**EXERCISE:** Copy the data that follows, character for character, minus the pictures.

### INFORMATION SUPPLIED ###

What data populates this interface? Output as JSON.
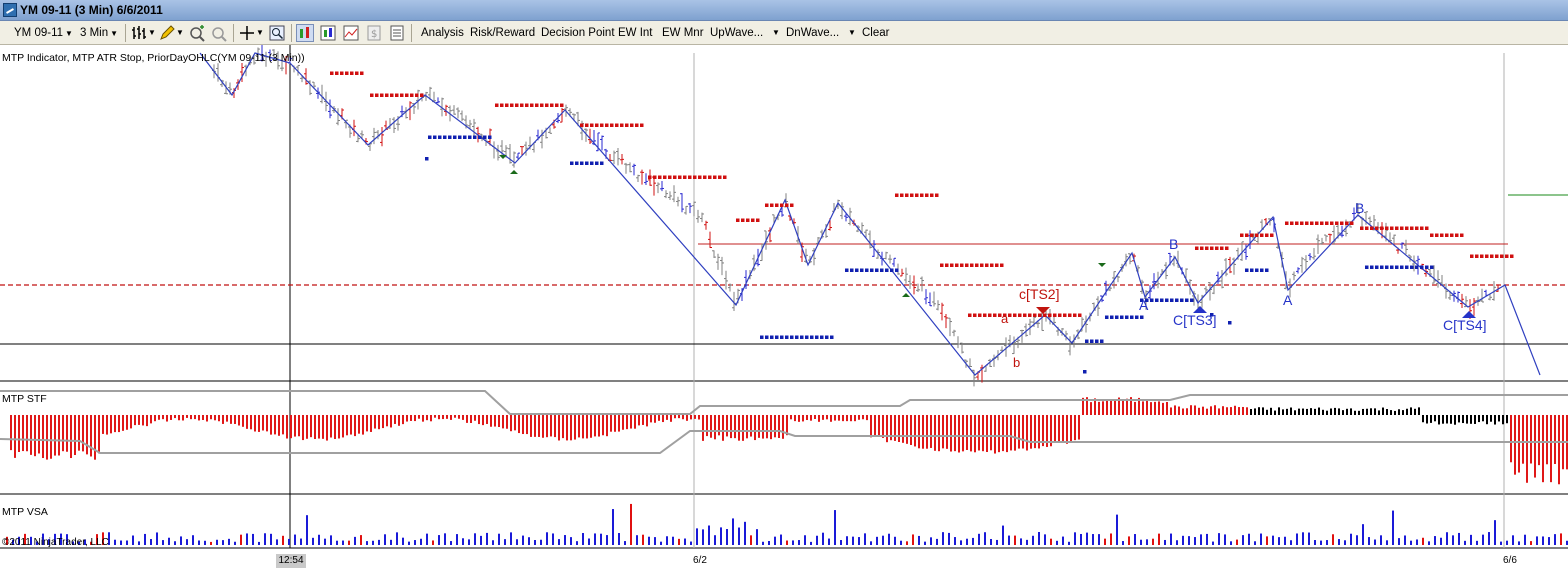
{
  "window": {
    "title": "YM 09-11 (3 Min)  6/6/2011"
  },
  "toolbar": {
    "instrument": "YM 09-11",
    "interval": "3 Min",
    "menu_items": [
      "Analysis",
      "Risk/Reward",
      "Decision Point",
      "EW Int",
      "EW Mnr",
      "UpWave...",
      "DnWave...",
      "Clear"
    ]
  },
  "price_panel": {
    "label": "MTP Indicator, MTP ATR Stop, PriorDayOHLC(YM 09-11 (3 Min))",
    "wave_labels": [
      {
        "text": "c[TS2]",
        "color": "red"
      },
      {
        "text": "a",
        "color": "red"
      },
      {
        "text": "b",
        "color": "red"
      },
      {
        "text": "B",
        "color": "blue"
      },
      {
        "text": "A",
        "color": "blue"
      },
      {
        "text": "C[TS3]",
        "color": "blue"
      },
      {
        "text": "B",
        "color": "blue"
      },
      {
        "text": "A",
        "color": "blue"
      },
      {
        "text": "C[TS4]",
        "color": "blue"
      }
    ]
  },
  "stf_panel": {
    "label": "MTP STF"
  },
  "vsa_panel": {
    "label": "MTP VSA"
  },
  "copyright": "©2011 NinjaTrader, LLC",
  "time_axis": {
    "cursor_time": "12:54",
    "date_ticks": [
      "6/2",
      "6/6"
    ]
  },
  "colors": {
    "bar_up": "#2a2ad0",
    "bar_down": "#d01010",
    "stop_red": "#d01010",
    "stop_blue": "#1020b0",
    "wave_line": "#3040c0",
    "stf_red": "#e01818",
    "vsa_blue": "#1a1ad8",
    "vsa_red": "#e01010"
  }
}
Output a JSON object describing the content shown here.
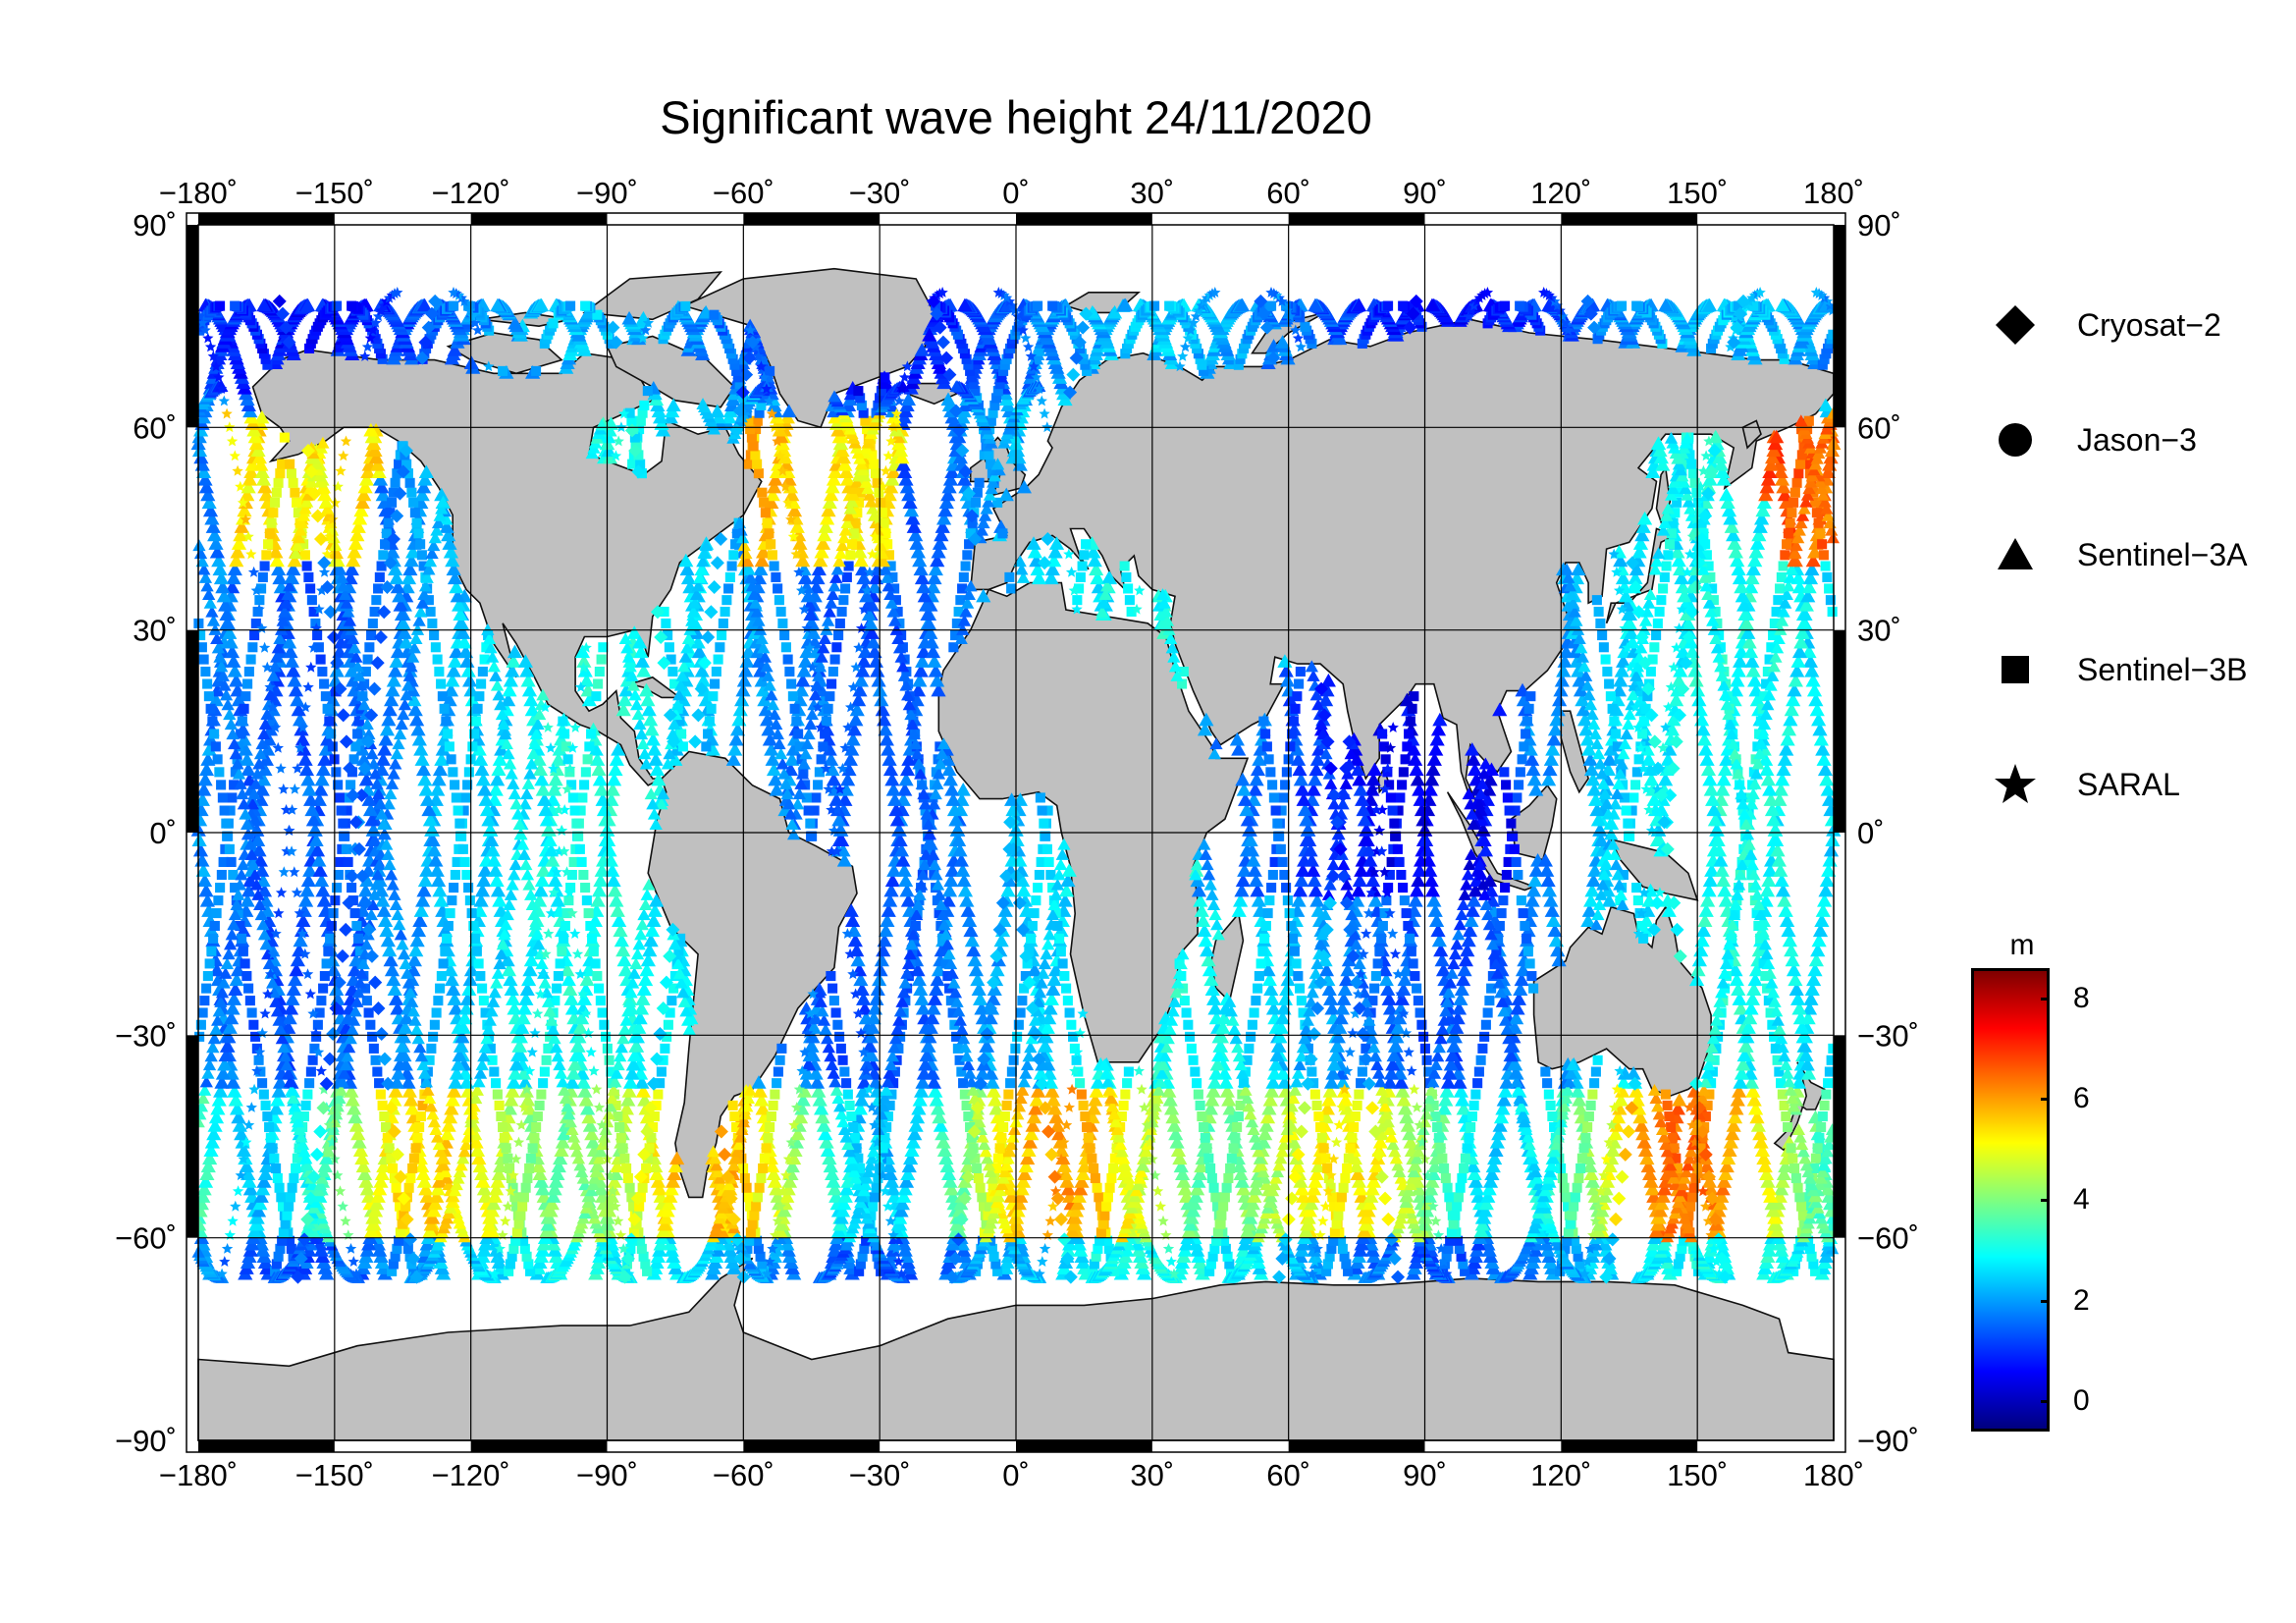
{
  "title": "Significant wave height 24/11/2020",
  "map": {
    "lon_ticks": [
      "−180˚",
      "−150˚",
      "−120˚",
      "−90˚",
      "−60˚",
      "−30˚",
      "0˚",
      "30˚",
      "60˚",
      "90˚",
      "120˚",
      "150˚",
      "180˚"
    ],
    "lat_ticks": [
      "90˚",
      "60˚",
      "30˚",
      "0˚",
      "−30˚",
      "−60˚",
      "−90˚"
    ],
    "lon_range": [
      -180,
      180
    ],
    "lat_range": [
      -90,
      90
    ],
    "grid": true,
    "land_color": "#c0c0c0",
    "ocean_color": "#ffffff"
  },
  "legend": {
    "placement": "right",
    "items": [
      {
        "label": "Cryosat−2",
        "icon": "diamond-icon"
      },
      {
        "label": "Jason−3",
        "icon": "circle-icon"
      },
      {
        "label": "Sentinel−3A",
        "icon": "triangle-icon"
      },
      {
        "label": "Sentinel−3B",
        "icon": "square-icon"
      },
      {
        "label": "SARAL",
        "icon": "star-icon"
      }
    ]
  },
  "colorbar": {
    "unit": "m",
    "ticks": [
      "8",
      "6",
      "4",
      "2",
      "0"
    ],
    "range": [
      -0.6,
      8.6
    ],
    "colormap": [
      "#00007f",
      "#0000ff",
      "#007fff",
      "#00ffff",
      "#7fff7f",
      "#ffff00",
      "#ff7f00",
      "#ff0000",
      "#7f0000"
    ]
  }
}
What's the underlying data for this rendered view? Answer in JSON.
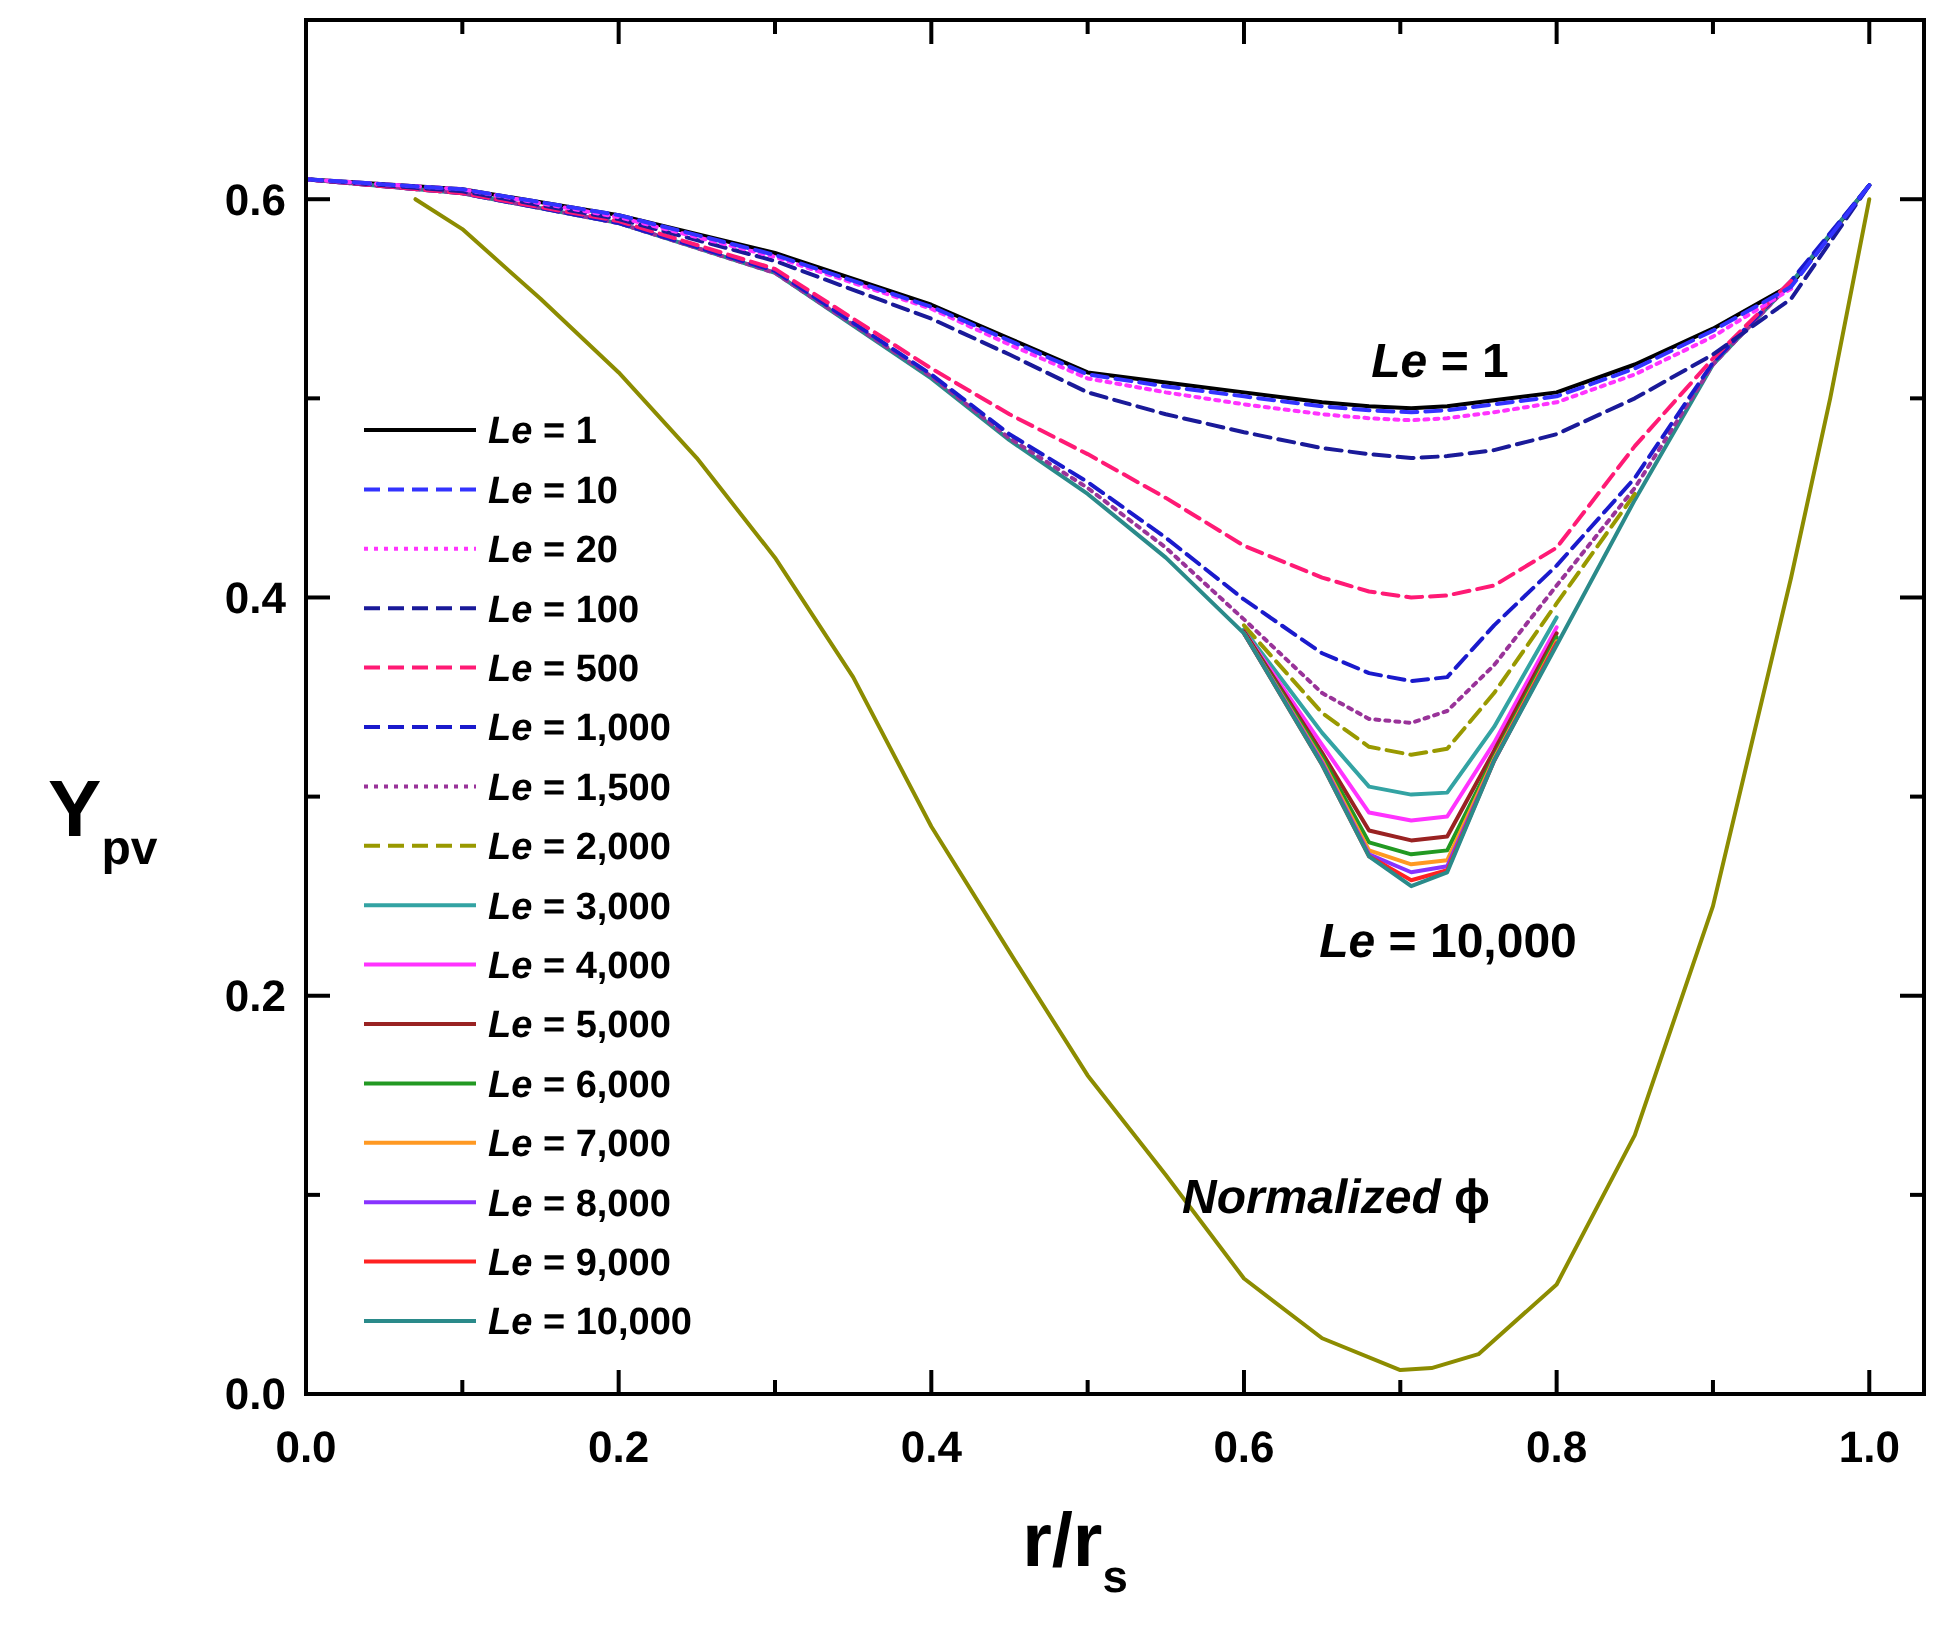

###

**ANSWER IN FULL:**
What data populates this interface? Output as JSON.
{
  "window": {
    "title": "YM 09-11 (3 Min)  6/6/2011"
  },
  "toolbar": {
    "instrument": "YM 09-11",
    "interval": "3 Min",
    "menu_items": [
      "Analysis",
      "Risk/Reward",
      "Decision Point",
      "EW Int",
      "EW Mnr",
      "UpWave...",
      "DnWave...",
      "Clear"
    ]
  },
  "price_panel": {
    "label": "MTP Indicator, MTP ATR Stop, PriorDayOHLC(YM 09-11 (3 Min))",
    "wave_labels": [
      {
        "text": "c[TS2]",
        "color": "red"
      },
      {
        "text": "a",
        "color": "red"
      },
      {
        "text": "b",
        "color": "red"
      },
      {
        "text": "B",
        "color": "blue"
      },
      {
        "text": "A",
        "color": "blue"
      },
      {
        "text": "C[TS3]",
        "color": "blue"
      },
      {
        "text": "B",
        "color": "blue"
      },
      {
        "text": "A",
        "color": "blue"
      },
      {
        "text": "C[TS4]",
        "color": "blue"
      }
    ]
  },
  "stf_panel": {
    "label": "MTP STF"
  },
  "vsa_panel": {
    "label": "MTP VSA"
  },
  "copyright": "©2011 NinjaTrader, LLC",
  "time_axis": {
    "cursor_time": "12:54",
    "date_ticks": [
      "6/2",
      "6/6"
    ]
  },
  "colors": {
    "bar_up": "#2a2ad0",
    "bar_down": "#d01010",
    "stop_red": "#d01010",
    "stop_blue": "#1020b0",
    "wave_line": "#3040c0",
    "stf_red": "#e01818",
    "vsa_blue": "#1a1ad8",
    "vsa_red": "#e01010"
  }
}
Output a JSON object describing the content shown here.
{
  "title": "Significant wave height 24/11/2020",
  "map": {
    "lon_ticks": [
      "−180˚",
      "−150˚",
      "−120˚",
      "−90˚",
      "−60˚",
      "−30˚",
      "0˚",
      "30˚",
      "60˚",
      "90˚",
      "120˚",
      "150˚",
      "180˚"
    ],
    "lat_ticks": [
      "90˚",
      "60˚",
      "30˚",
      "0˚",
      "−30˚",
      "−60˚",
      "−90˚"
    ],
    "lon_range": [
      -180,
      180
    ],
    "lat_range": [
      -90,
      90
    ],
    "grid": true,
    "land_color": "#c0c0c0",
    "ocean_color": "#ffffff"
  },
  "legend": {
    "placement": "right",
    "items": [
      {
        "label": "Cryosat−2",
        "icon": "diamond-icon"
      },
      {
        "label": "Jason−3",
        "icon": "circle-icon"
      },
      {
        "label": "Sentinel−3A",
        "icon": "triangle-icon"
      },
      {
        "label": "Sentinel−3B",
        "icon": "square-icon"
      },
      {
        "label": "SARAL",
        "icon": "star-icon"
      }
    ]
  },
  "colorbar": {
    "unit": "m",
    "ticks": [
      "8",
      "6",
      "4",
      "2",
      "0"
    ],
    "range": [
      -0.6,
      8.6
    ],
    "colormap": [
      "#00007f",
      "#0000ff",
      "#007fff",
      "#00ffff",
      "#7fff7f",
      "#ffff00",
      "#ff7f00",
      "#ff0000",
      "#7f0000"
    ]
  }
}
What's the underlying data for this rendered view? Answer in JSON.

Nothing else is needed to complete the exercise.